Directive:
Retype the material in full, keeping every word the same.

Entries supplied:

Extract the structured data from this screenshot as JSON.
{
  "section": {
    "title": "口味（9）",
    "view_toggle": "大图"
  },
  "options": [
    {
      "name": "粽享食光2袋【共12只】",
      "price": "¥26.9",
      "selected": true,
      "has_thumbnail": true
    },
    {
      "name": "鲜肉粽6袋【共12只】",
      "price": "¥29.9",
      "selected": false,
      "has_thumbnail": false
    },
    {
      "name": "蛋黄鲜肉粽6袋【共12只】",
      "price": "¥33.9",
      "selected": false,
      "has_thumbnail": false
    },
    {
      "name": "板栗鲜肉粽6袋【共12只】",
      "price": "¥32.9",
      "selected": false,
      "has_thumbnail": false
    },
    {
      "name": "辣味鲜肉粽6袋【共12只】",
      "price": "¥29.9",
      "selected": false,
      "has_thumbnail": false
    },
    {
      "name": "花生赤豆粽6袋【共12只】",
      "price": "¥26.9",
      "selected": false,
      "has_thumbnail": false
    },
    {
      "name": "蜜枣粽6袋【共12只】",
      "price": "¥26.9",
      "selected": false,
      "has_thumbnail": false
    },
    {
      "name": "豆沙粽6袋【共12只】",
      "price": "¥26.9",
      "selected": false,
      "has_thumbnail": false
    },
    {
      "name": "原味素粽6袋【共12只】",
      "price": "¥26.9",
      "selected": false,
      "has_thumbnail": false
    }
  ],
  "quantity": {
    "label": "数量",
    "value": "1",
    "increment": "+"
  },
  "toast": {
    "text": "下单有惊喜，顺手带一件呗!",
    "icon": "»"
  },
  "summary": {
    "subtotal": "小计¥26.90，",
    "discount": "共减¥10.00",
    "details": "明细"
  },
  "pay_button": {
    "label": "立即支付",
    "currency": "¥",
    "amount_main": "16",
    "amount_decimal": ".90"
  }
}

Exercise response:
Extract the structured data from this screenshot as JSON.
{
  "section": {
    "title": "口味（9）",
    "view_toggle": "大图"
  },
  "options": [
    {
      "name": "粽享食光2袋【共12只】",
      "price": "¥26.9",
      "selected": true,
      "has_thumbnail": true
    },
    {
      "name": "鲜肉粽6袋【共12只】",
      "price": "¥29.9",
      "selected": false,
      "has_thumbnail": false
    },
    {
      "name": "蛋黄鲜肉粽6袋【共12只】",
      "price": "¥33.9",
      "selected": false,
      "has_thumbnail": false
    },
    {
      "name": "板栗鲜肉粽6袋【共12只】",
      "price": "¥32.9",
      "selected": false,
      "has_thumbnail": false
    },
    {
      "name": "辣味鲜肉粽6袋【共12只】",
      "price": "¥29.9",
      "selected": false,
      "has_thumbnail": false
    },
    {
      "name": "花生赤豆粽6袋【共12只】",
      "price": "¥26.9",
      "selected": false,
      "has_thumbnail": false
    },
    {
      "name": "蜜枣粽6袋【共12只】",
      "price": "¥26.9",
      "selected": false,
      "has_thumbnail": false
    },
    {
      "name": "豆沙粽6袋【共12只】",
      "price": "¥26.9",
      "selected": false,
      "has_thumbnail": false
    },
    {
      "name": "原味素粽6袋【共12只】",
      "price": "¥26.9",
      "selected": false,
      "has_thumbnail": false
    }
  ],
  "quantity": {
    "label": "数量",
    "value": "1",
    "increment": "+"
  },
  "toast": {
    "text": "下单有惊喜，顺手带一件呗!",
    "icon": "»"
  },
  "summary": {
    "subtotal": "小计¥26.90，",
    "discount": "共减¥10.00",
    "details": "明细"
  },
  "pay_button": {
    "label": "立即支付",
    "currency": "¥",
    "amount_main": "16",
    "amount_decimal": ".90"
  }
}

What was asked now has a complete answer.